- Extracted entries -

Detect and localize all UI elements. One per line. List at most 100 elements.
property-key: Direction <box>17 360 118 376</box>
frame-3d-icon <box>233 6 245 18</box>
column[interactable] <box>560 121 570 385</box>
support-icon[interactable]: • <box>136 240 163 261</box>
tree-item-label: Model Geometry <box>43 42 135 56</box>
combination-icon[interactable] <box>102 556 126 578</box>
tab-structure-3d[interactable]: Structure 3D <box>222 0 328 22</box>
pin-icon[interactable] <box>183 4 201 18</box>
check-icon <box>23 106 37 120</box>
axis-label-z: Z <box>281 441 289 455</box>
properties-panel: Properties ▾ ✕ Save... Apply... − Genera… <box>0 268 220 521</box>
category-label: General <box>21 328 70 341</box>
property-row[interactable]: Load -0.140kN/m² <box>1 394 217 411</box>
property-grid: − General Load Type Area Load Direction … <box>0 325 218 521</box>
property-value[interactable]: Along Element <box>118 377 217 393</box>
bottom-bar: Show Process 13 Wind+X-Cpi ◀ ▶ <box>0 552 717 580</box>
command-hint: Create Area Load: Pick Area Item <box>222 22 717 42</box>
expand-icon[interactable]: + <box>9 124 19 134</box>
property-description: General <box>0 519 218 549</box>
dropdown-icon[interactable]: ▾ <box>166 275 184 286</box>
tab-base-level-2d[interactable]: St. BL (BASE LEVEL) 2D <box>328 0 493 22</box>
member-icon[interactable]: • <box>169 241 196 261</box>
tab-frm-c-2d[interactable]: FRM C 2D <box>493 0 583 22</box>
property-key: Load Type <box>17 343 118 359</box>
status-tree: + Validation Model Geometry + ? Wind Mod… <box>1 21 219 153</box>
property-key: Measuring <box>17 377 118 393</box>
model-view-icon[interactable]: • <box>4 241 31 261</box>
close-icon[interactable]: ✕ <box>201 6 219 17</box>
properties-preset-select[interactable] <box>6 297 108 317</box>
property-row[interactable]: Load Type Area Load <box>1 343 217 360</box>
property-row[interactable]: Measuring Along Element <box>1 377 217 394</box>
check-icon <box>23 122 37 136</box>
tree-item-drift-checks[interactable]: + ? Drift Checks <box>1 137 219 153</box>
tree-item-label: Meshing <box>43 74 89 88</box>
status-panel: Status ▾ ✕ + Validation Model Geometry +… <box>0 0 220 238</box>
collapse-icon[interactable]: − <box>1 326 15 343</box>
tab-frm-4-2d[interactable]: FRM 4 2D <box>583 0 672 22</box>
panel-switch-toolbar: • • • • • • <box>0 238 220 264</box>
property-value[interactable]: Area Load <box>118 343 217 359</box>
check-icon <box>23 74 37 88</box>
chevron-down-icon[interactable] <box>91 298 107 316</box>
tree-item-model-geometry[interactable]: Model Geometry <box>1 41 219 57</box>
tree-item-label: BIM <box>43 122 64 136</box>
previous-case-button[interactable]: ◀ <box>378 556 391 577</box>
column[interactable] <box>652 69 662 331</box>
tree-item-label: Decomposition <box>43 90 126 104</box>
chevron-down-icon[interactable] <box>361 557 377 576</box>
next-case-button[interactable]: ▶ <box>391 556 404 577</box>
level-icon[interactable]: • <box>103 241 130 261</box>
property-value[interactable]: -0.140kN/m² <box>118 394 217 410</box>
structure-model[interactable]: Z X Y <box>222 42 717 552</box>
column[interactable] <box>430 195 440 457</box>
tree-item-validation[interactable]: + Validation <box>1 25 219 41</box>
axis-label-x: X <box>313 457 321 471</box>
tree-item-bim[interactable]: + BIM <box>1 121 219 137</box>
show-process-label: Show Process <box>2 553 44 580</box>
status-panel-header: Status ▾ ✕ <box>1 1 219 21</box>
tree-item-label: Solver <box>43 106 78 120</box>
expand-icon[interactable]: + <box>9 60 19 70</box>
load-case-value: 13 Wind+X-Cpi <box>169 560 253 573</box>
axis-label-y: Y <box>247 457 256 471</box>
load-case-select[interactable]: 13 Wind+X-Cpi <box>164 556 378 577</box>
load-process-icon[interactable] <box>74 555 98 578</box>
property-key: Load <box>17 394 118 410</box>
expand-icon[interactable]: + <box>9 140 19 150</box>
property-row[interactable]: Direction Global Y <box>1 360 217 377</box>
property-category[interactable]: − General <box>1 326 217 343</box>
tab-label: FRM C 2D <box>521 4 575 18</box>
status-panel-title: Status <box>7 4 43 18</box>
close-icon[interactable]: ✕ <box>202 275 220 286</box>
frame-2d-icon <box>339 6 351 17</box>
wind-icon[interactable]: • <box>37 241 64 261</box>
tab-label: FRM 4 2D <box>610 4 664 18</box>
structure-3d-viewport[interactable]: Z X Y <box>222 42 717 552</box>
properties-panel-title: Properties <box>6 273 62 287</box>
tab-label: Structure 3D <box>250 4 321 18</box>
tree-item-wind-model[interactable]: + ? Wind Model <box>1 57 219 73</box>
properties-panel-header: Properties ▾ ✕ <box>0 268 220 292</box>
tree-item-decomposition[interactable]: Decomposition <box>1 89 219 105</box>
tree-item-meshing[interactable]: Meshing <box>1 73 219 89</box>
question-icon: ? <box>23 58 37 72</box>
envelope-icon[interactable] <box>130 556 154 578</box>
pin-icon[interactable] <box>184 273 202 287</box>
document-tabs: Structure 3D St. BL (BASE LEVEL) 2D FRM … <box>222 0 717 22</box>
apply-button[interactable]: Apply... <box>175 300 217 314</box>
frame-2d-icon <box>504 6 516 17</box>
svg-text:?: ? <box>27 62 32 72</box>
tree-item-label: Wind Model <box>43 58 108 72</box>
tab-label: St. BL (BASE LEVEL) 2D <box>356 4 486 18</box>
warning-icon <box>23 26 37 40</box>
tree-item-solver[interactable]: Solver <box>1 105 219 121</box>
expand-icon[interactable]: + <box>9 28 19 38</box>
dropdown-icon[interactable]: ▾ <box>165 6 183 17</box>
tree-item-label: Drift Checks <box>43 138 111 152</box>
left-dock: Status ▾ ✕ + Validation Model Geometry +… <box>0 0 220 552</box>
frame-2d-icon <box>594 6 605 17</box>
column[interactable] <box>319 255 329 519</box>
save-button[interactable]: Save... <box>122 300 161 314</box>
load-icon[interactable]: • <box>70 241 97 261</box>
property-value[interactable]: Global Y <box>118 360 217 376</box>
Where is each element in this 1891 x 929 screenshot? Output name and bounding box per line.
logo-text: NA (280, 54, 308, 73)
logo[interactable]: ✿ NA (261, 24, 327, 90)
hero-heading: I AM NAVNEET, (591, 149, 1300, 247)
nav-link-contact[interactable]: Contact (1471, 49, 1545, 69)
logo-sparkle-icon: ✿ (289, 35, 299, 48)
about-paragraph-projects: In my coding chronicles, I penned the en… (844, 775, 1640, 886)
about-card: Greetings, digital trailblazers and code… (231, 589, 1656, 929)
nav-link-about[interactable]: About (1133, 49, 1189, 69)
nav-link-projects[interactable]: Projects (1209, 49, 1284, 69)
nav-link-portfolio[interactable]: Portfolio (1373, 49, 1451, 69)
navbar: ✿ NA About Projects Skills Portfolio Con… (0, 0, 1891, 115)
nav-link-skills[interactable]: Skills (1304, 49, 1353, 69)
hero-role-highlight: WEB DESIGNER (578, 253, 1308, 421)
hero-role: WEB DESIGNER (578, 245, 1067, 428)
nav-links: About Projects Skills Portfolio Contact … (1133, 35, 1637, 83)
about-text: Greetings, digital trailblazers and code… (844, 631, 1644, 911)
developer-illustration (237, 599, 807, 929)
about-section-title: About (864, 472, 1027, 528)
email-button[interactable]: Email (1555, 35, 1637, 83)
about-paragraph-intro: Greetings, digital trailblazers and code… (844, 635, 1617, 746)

- What you should do -
Recast the records above as a numbered list, from the first line through the line that contains "property-row[interactable]: Load -0.140kN/m²", both included. Leave out any blank lines.

- Final result -
1. Detect and localize all UI elements. One per line. List at most 100 elements.
2. property-key: Direction <box>17 360 118 376</box>
3. frame-3d-icon <box>233 6 245 18</box>
4. column[interactable] <box>560 121 570 385</box>
5. support-icon[interactable]: • <box>136 240 163 261</box>
6. tree-item-label: Model Geometry <box>43 42 135 56</box>
7. combination-icon[interactable] <box>102 556 126 578</box>
8. tab-structure-3d[interactable]: Structure 3D <box>222 0 328 22</box>
9. pin-icon[interactable] <box>183 4 201 18</box>
10. check-icon <box>23 106 37 120</box>
11. axis-label-z: Z <box>281 441 289 455</box>
12. properties-panel: Properties ▾ ✕ Save... Apply... − Genera… <box>0 268 220 521</box>
13. category-label: General <box>21 328 70 341</box>
14. property-row[interactable]: Load -0.140kN/m² <box>1 394 217 411</box>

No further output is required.